WHAT TO WORK ON: Reproduce every line of the entries below verbatim, omitting the pictures.
::: SUPPLIED MATERIAL :::
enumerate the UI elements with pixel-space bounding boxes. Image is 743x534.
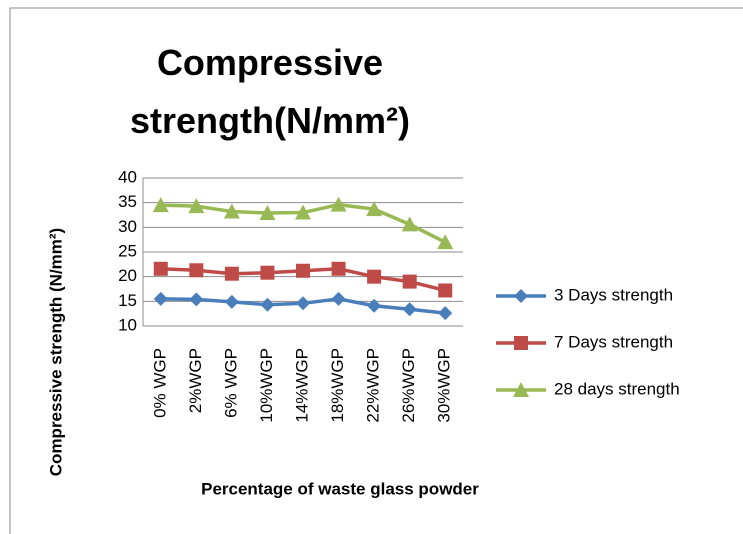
y-tick-label: 35 <box>118 192 137 211</box>
x-axis-label: Percentage of waste glass powder <box>201 479 479 498</box>
marker <box>224 294 239 309</box>
marker <box>153 261 168 276</box>
legend-label: 3 Days strength <box>554 285 673 304</box>
marker <box>514 336 528 350</box>
marker <box>437 234 454 250</box>
x-tick-label: 2%WGP <box>186 348 205 413</box>
marker <box>402 302 417 317</box>
x-tick-label: 22%WGP <box>364 348 383 423</box>
marker <box>189 263 204 278</box>
marker <box>438 283 453 298</box>
marker <box>260 297 275 312</box>
marker <box>189 292 204 307</box>
marker <box>331 291 346 306</box>
chart-title: Compressive strength(N/mm²) <box>130 42 410 141</box>
marker <box>223 203 240 219</box>
legend-label: 7 Days strength <box>554 332 673 351</box>
marker <box>367 298 382 313</box>
marker <box>188 198 205 214</box>
legend-label: 28 days strength <box>554 379 680 398</box>
y-tick-label: 25 <box>118 241 137 260</box>
marker <box>402 274 417 289</box>
y-tick-label: 30 <box>118 217 137 236</box>
marker <box>296 296 310 311</box>
marker <box>152 197 169 213</box>
marker <box>330 196 347 212</box>
y-tick-label: 20 <box>118 266 137 285</box>
x-tick-label: 14%WGP <box>292 348 311 423</box>
marker <box>224 266 239 281</box>
marker <box>514 289 528 303</box>
marker <box>367 269 382 284</box>
marker <box>366 201 383 217</box>
y-tick-label: 40 <box>118 167 137 186</box>
marker <box>295 204 311 220</box>
y-axis-label: Compressive strength (N/mm²) <box>46 228 65 476</box>
marker <box>296 263 310 278</box>
marker <box>401 216 418 232</box>
marker <box>513 382 529 397</box>
x-tick-label: 30%WGP <box>435 348 454 423</box>
y-tick-label: 10 <box>118 315 137 334</box>
x-tick-label: 26%WGP <box>399 348 418 423</box>
y-tick-label: 15 <box>118 291 137 310</box>
x-tick-label: 0% WGP <box>150 348 169 418</box>
marker <box>153 291 168 306</box>
x-tick-label: 6% WGP <box>221 348 240 418</box>
x-tick-label: 10%WGP <box>257 348 276 423</box>
chart-frame <box>9 7 743 534</box>
marker <box>438 306 453 321</box>
marker <box>331 261 346 276</box>
marker <box>260 265 275 280</box>
marker <box>259 205 276 221</box>
x-tick-label: 18%WGP <box>328 348 347 423</box>
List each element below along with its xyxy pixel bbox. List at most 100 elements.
:::
THE SOLUTION:
enumerate the UI elements with pixel-space bounding boxes. Image is 743x534.
y-tick-label: 35 <box>118 192 137 211</box>
x-axis-label: Percentage of waste glass powder <box>201 479 479 498</box>
marker <box>224 294 239 309</box>
marker <box>153 261 168 276</box>
legend-label: 3 Days strength <box>554 285 673 304</box>
marker <box>514 336 528 350</box>
marker <box>437 234 454 250</box>
x-tick-label: 2%WGP <box>186 348 205 413</box>
marker <box>402 302 417 317</box>
x-tick-label: 22%WGP <box>364 348 383 423</box>
marker <box>189 263 204 278</box>
marker <box>438 283 453 298</box>
marker <box>260 297 275 312</box>
marker <box>189 292 204 307</box>
marker <box>331 291 346 306</box>
chart-title: Compressive strength(N/mm²) <box>130 42 410 141</box>
marker <box>223 203 240 219</box>
legend-label: 7 Days strength <box>554 332 673 351</box>
marker <box>367 298 382 313</box>
marker <box>188 198 205 214</box>
legend-label: 28 days strength <box>554 379 680 398</box>
y-tick-label: 25 <box>118 241 137 260</box>
marker <box>402 274 417 289</box>
y-tick-label: 30 <box>118 217 137 236</box>
marker <box>296 296 310 311</box>
marker <box>152 197 169 213</box>
marker <box>330 196 347 212</box>
y-tick-label: 20 <box>118 266 137 285</box>
x-tick-label: 14%WGP <box>292 348 311 423</box>
marker <box>224 266 239 281</box>
marker <box>514 289 528 303</box>
marker <box>367 269 382 284</box>
marker <box>366 201 383 217</box>
y-tick-label: 40 <box>118 167 137 186</box>
marker <box>295 204 311 220</box>
y-axis-label: Compressive strength (N/mm²) <box>46 228 65 476</box>
marker <box>296 263 310 278</box>
marker <box>401 216 418 232</box>
marker <box>513 382 529 397</box>
x-tick-label: 30%WGP <box>435 348 454 423</box>
y-tick-label: 10 <box>118 315 137 334</box>
x-tick-label: 26%WGP <box>399 348 418 423</box>
y-tick-label: 15 <box>118 291 137 310</box>
x-tick-label: 0% WGP <box>150 348 169 418</box>
marker <box>153 291 168 306</box>
x-tick-label: 6% WGP <box>221 348 240 418</box>
x-tick-label: 10%WGP <box>257 348 276 423</box>
chart-frame <box>9 7 743 534</box>
marker <box>438 306 453 321</box>
marker <box>331 261 346 276</box>
marker <box>260 265 275 280</box>
marker <box>259 205 276 221</box>
x-tick-label: 18%WGP <box>328 348 347 423</box>
List each element below along with its xyxy pixel bbox. List at most 100 elements.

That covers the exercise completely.